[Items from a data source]
┄┄┄┄┄┄┄┄┄┄┄┄┄┄┄┄┄┄┄┄

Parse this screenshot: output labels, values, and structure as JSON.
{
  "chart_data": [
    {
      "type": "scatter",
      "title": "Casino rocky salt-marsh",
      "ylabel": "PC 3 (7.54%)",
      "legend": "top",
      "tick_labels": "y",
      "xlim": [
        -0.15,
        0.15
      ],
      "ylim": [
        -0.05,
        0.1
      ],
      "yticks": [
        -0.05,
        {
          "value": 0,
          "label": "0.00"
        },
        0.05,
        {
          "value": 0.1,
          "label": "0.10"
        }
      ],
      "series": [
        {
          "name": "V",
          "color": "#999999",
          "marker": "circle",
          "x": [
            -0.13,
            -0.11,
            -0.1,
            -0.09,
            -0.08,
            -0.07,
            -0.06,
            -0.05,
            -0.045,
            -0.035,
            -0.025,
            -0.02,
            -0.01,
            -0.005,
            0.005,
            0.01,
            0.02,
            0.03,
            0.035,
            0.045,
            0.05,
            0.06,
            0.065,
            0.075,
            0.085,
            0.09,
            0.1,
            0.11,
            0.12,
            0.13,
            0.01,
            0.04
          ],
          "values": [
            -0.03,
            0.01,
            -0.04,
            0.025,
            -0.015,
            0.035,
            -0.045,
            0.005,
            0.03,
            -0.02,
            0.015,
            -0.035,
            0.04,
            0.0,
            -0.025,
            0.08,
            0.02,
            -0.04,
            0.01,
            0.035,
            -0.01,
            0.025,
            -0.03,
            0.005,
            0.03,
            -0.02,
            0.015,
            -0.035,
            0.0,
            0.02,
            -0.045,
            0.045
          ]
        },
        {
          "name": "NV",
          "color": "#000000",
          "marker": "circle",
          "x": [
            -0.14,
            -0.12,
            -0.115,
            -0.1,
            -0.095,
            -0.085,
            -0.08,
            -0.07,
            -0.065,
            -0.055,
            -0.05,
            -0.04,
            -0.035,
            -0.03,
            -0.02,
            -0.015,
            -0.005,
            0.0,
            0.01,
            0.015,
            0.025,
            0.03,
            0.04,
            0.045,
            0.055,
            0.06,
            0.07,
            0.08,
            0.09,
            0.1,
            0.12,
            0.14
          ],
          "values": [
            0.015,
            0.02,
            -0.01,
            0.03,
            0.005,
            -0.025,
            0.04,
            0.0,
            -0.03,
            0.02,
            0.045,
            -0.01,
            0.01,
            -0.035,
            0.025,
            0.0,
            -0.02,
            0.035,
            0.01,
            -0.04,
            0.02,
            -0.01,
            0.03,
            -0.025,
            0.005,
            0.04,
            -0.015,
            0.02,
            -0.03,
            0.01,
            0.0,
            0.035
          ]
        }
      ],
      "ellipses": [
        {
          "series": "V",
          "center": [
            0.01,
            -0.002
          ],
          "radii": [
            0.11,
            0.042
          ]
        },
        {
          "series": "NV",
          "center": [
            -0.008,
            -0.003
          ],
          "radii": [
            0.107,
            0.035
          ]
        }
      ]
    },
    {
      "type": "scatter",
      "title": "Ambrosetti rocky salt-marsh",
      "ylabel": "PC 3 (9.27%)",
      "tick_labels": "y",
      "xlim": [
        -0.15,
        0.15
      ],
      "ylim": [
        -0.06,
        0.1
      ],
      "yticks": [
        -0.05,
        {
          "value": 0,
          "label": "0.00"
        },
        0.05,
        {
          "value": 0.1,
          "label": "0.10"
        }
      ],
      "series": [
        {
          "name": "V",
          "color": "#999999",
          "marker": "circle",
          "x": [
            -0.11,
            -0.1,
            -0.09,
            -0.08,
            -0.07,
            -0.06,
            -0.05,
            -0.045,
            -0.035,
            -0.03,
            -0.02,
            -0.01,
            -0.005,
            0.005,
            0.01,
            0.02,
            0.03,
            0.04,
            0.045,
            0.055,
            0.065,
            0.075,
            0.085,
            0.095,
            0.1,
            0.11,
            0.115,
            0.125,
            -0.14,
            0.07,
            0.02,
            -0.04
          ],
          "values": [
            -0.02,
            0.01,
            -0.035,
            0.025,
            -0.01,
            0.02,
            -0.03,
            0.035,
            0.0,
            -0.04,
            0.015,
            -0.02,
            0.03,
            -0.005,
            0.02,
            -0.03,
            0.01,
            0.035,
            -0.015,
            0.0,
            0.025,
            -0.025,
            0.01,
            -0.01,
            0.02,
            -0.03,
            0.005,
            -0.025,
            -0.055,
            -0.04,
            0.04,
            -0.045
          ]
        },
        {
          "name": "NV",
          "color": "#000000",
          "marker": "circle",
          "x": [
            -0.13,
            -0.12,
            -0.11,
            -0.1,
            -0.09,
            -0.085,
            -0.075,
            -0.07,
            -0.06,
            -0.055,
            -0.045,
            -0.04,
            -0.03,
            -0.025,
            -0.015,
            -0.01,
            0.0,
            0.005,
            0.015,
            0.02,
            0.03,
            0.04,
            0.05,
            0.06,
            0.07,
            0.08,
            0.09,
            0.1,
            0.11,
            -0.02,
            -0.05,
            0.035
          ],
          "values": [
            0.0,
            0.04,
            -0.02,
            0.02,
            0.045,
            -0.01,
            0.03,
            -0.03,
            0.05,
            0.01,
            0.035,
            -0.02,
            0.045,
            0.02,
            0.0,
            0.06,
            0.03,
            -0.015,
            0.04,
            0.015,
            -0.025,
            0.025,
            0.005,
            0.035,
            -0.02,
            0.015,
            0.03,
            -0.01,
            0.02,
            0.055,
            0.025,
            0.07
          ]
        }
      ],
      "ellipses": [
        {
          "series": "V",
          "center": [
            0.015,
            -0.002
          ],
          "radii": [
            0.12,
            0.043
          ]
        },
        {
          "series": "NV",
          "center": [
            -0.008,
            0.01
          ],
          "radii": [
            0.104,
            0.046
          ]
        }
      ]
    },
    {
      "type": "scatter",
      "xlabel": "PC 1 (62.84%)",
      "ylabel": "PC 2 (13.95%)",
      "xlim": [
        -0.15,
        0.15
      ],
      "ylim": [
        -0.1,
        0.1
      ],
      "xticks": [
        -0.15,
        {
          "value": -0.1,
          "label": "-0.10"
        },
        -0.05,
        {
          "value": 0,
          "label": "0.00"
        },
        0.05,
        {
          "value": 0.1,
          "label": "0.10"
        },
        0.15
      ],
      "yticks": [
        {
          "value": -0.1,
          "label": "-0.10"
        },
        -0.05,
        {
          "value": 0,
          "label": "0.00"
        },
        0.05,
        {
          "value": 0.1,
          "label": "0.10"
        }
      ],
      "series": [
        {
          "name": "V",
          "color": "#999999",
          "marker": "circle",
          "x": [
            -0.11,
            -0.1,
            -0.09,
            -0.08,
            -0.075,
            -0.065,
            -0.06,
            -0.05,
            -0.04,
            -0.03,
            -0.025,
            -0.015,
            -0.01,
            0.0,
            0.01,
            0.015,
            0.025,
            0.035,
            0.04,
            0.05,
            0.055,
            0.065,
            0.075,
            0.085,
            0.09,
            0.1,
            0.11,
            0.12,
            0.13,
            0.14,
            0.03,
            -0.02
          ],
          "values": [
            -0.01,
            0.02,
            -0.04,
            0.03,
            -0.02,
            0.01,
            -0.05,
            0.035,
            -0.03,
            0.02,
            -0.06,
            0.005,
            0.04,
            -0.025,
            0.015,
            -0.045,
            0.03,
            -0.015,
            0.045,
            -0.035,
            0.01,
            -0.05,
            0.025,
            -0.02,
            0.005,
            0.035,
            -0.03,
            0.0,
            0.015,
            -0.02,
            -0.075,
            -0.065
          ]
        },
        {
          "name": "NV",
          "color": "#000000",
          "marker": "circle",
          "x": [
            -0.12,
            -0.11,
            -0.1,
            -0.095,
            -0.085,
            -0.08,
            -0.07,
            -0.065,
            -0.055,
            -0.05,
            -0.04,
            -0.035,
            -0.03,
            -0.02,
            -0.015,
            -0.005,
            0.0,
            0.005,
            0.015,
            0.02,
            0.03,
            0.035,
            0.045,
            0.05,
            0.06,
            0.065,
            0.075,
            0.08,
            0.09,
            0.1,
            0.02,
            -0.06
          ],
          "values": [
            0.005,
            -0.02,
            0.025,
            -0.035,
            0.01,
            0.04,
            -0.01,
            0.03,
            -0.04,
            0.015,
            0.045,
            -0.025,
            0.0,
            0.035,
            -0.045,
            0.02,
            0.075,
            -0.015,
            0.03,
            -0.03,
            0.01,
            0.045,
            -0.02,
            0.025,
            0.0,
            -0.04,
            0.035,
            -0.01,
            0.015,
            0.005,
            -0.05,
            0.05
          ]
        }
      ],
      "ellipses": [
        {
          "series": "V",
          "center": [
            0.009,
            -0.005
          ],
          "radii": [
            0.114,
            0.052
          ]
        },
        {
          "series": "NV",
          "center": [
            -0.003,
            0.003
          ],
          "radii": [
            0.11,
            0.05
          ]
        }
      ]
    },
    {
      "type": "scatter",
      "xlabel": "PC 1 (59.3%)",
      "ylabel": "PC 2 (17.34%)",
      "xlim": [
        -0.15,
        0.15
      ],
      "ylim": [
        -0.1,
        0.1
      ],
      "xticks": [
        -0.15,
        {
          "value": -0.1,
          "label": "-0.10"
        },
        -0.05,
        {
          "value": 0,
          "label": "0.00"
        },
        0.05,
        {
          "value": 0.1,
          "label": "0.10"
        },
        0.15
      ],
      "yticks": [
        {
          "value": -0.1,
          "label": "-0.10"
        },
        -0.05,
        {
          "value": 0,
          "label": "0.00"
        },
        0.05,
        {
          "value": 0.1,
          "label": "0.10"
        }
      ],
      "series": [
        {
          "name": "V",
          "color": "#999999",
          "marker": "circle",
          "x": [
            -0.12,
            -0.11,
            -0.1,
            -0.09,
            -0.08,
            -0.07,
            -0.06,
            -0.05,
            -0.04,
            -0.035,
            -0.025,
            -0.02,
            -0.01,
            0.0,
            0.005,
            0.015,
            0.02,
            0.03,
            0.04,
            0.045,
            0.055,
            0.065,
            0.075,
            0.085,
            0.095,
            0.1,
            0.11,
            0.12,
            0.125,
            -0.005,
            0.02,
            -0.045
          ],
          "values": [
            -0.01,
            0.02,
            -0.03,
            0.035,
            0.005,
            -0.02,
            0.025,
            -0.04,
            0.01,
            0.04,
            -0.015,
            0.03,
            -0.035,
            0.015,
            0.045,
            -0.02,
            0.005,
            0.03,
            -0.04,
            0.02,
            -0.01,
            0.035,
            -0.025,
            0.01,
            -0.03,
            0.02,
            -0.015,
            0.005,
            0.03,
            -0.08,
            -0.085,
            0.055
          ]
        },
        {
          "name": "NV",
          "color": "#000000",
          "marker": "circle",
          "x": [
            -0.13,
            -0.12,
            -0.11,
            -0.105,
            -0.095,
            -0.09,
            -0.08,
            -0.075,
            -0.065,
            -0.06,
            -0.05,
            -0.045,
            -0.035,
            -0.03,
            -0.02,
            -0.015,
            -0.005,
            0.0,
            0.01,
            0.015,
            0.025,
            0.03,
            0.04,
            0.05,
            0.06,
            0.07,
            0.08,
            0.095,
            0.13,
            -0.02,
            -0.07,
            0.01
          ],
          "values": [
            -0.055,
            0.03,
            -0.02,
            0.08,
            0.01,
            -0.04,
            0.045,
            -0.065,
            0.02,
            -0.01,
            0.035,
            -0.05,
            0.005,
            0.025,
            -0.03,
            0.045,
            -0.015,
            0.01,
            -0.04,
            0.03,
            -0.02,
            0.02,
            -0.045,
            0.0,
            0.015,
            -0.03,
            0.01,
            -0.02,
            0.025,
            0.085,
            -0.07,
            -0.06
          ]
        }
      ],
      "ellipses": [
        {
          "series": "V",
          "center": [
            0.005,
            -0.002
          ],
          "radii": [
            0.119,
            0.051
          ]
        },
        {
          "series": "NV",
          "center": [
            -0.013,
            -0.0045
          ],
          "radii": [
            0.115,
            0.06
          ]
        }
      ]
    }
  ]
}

┄┄┄┄┄┄┄┄┄┄┄┄┄┄┄┄┄┄┄┄

■ Task prompt
Count every line of the records that holds "rocky". State the number, nothing else.

■ Finished task
2